[Stored entries]
━━━━━━━━━━━━━━━━

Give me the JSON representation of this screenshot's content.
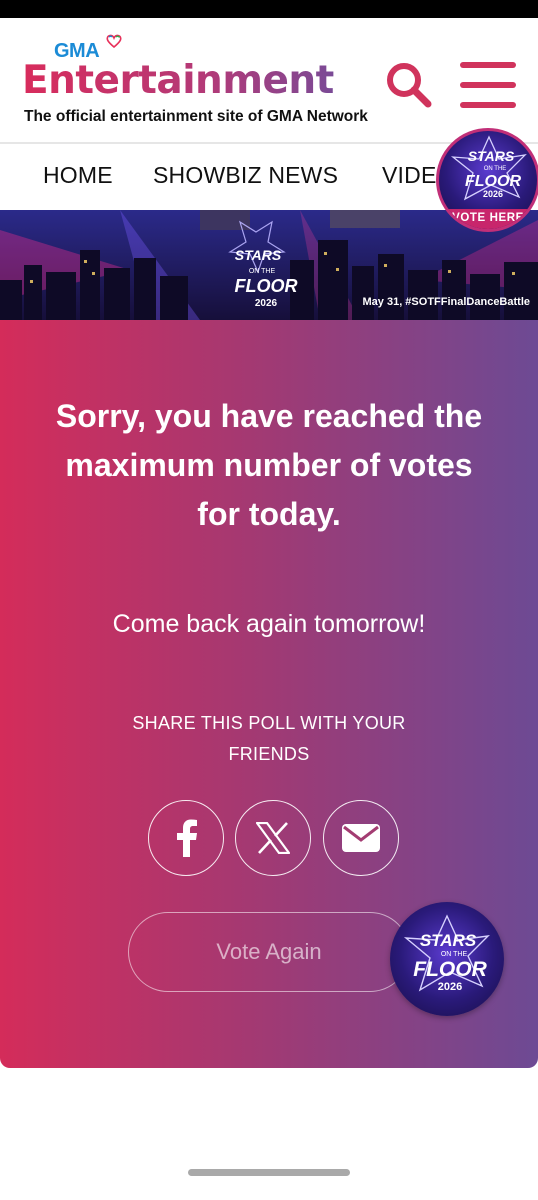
{
  "header": {
    "network_logo": "GMA",
    "title": "Entertainment",
    "tagline": "The official entertainment site of GMA Network",
    "search_icon": "search-icon",
    "menu_icon": "hamburger-menu-icon",
    "accent_color": "#d0335c"
  },
  "nav": {
    "items": [
      {
        "label": "HOME"
      },
      {
        "label": "SHOWBIZ NEWS"
      },
      {
        "label": "VIDE"
      }
    ]
  },
  "banner": {
    "show_logo_line1": "STARS",
    "show_logo_line2": "ON THE",
    "show_logo_line3": "FLOOR",
    "show_logo_year": "2026",
    "caption": "May 31, #SOTFFinalDanceBattle"
  },
  "vote_badge": {
    "logo_line1": "STARS",
    "logo_line2": "ON THE",
    "logo_line3": "FLOOR",
    "year": "2026",
    "label": "VOTE HERE"
  },
  "card": {
    "message": "Sorry, you have reached the maximum number of votes for today.",
    "sub_message": "Come back again tomorrow!",
    "share_text": "SHARE THIS POLL WITH YOUR FRIENDS",
    "share_buttons": [
      {
        "icon": "facebook-icon"
      },
      {
        "icon": "x-twitter-icon"
      },
      {
        "icon": "mail-icon"
      }
    ],
    "vote_again_label": "Vote Again",
    "gradient_start": "#d42c5a",
    "gradient_end": "#6d4a94"
  },
  "floating_badge": {
    "logo_line1": "STARS",
    "logo_line2": "ON THE",
    "logo_line3": "FLOOR",
    "year": "2026"
  }
}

━━━━━━━━━━━━━━━━

* STATED TASK
Reproduce all entries without any change, and omit the pictures.

* REPLY
Give me the JSON representation of this screenshot's content.
{
  "header": {
    "network_logo": "GMA",
    "title": "Entertainment",
    "tagline": "The official entertainment site of GMA Network",
    "search_icon": "search-icon",
    "menu_icon": "hamburger-menu-icon",
    "accent_color": "#d0335c"
  },
  "nav": {
    "items": [
      {
        "label": "HOME"
      },
      {
        "label": "SHOWBIZ NEWS"
      },
      {
        "label": "VIDE"
      }
    ]
  },
  "banner": {
    "show_logo_line1": "STARS",
    "show_logo_line2": "ON THE",
    "show_logo_line3": "FLOOR",
    "show_logo_year": "2026",
    "caption": "May 31, #SOTFFinalDanceBattle"
  },
  "vote_badge": {
    "logo_line1": "STARS",
    "logo_line2": "ON THE",
    "logo_line3": "FLOOR",
    "year": "2026",
    "label": "VOTE HERE"
  },
  "card": {
    "message": "Sorry, you have reached the maximum number of votes for today.",
    "sub_message": "Come back again tomorrow!",
    "share_text": "SHARE THIS POLL WITH YOUR FRIENDS",
    "share_buttons": [
      {
        "icon": "facebook-icon"
      },
      {
        "icon": "x-twitter-icon"
      },
      {
        "icon": "mail-icon"
      }
    ],
    "vote_again_label": "Vote Again",
    "gradient_start": "#d42c5a",
    "gradient_end": "#6d4a94"
  },
  "floating_badge": {
    "logo_line1": "STARS",
    "logo_line2": "ON THE",
    "logo_line3": "FLOOR",
    "year": "2026"
  }
}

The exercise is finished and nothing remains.